DATASET ENTRIES
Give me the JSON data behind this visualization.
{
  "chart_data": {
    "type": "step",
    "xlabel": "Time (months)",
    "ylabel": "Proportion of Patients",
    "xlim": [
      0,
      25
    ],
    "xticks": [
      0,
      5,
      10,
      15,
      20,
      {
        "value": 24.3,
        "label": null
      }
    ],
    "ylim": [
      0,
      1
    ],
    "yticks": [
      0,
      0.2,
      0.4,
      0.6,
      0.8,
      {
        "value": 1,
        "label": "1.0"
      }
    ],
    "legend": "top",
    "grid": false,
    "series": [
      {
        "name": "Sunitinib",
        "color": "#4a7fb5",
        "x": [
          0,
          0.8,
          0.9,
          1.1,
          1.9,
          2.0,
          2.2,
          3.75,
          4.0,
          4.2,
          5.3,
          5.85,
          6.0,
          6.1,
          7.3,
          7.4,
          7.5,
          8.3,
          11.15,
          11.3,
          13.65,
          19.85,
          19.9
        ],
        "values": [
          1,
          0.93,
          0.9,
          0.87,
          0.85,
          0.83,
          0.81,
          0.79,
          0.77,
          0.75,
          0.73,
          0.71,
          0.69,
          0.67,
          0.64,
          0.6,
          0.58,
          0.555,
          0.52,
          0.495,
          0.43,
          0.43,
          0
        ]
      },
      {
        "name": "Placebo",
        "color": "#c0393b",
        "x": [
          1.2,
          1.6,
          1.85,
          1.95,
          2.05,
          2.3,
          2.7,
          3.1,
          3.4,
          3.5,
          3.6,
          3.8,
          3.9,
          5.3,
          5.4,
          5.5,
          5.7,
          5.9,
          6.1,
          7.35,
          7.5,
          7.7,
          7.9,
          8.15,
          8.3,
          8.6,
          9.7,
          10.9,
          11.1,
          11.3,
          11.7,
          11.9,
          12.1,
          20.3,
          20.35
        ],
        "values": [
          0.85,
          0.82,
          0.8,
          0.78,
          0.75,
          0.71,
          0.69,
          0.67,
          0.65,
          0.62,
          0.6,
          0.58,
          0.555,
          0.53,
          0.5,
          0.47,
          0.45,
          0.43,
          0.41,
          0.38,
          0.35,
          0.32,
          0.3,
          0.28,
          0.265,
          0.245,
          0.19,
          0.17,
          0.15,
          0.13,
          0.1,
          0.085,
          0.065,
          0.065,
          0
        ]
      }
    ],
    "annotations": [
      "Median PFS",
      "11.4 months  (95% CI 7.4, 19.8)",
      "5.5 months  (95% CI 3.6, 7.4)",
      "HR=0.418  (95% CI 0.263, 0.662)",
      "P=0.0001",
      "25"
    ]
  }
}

EXERCISE AIM
Repeat the whole listing exactly, keeping every line intact.

WRITTEN ANSWER
Give me the JSON data behind this visualization.
{
  "chart_data": {
    "type": "step",
    "xlabel": "Time (months)",
    "ylabel": "Proportion of Patients",
    "xlim": [
      0,
      25
    ],
    "xticks": [
      0,
      5,
      10,
      15,
      20,
      {
        "value": 24.3,
        "label": null
      }
    ],
    "ylim": [
      0,
      1
    ],
    "yticks": [
      0,
      0.2,
      0.4,
      0.6,
      0.8,
      {
        "value": 1,
        "label": "1.0"
      }
    ],
    "legend": "top",
    "grid": false,
    "series": [
      {
        "name": "Sunitinib",
        "color": "#4a7fb5",
        "x": [
          0,
          0.8,
          0.9,
          1.1,
          1.9,
          2.0,
          2.2,
          3.75,
          4.0,
          4.2,
          5.3,
          5.85,
          6.0,
          6.1,
          7.3,
          7.4,
          7.5,
          8.3,
          11.15,
          11.3,
          13.65,
          19.85,
          19.9
        ],
        "values": [
          1,
          0.93,
          0.9,
          0.87,
          0.85,
          0.83,
          0.81,
          0.79,
          0.77,
          0.75,
          0.73,
          0.71,
          0.69,
          0.67,
          0.64,
          0.6,
          0.58,
          0.555,
          0.52,
          0.495,
          0.43,
          0.43,
          0
        ]
      },
      {
        "name": "Placebo",
        "color": "#c0393b",
        "x": [
          1.2,
          1.6,
          1.85,
          1.95,
          2.05,
          2.3,
          2.7,
          3.1,
          3.4,
          3.5,
          3.6,
          3.8,
          3.9,
          5.3,
          5.4,
          5.5,
          5.7,
          5.9,
          6.1,
          7.35,
          7.5,
          7.7,
          7.9,
          8.15,
          8.3,
          8.6,
          9.7,
          10.9,
          11.1,
          11.3,
          11.7,
          11.9,
          12.1,
          20.3,
          20.35
        ],
        "values": [
          0.85,
          0.82,
          0.8,
          0.78,
          0.75,
          0.71,
          0.69,
          0.67,
          0.65,
          0.62,
          0.6,
          0.58,
          0.555,
          0.53,
          0.5,
          0.47,
          0.45,
          0.43,
          0.41,
          0.38,
          0.35,
          0.32,
          0.3,
          0.28,
          0.265,
          0.245,
          0.19,
          0.17,
          0.15,
          0.13,
          0.1,
          0.085,
          0.065,
          0.065,
          0
        ]
      }
    ],
    "annotations": [
      "Median PFS",
      "11.4 months  (95% CI 7.4, 19.8)",
      "5.5 months  (95% CI 3.6, 7.4)",
      "HR=0.418  (95% CI 0.263, 0.662)",
      "P=0.0001",
      "25"
    ]
  }
}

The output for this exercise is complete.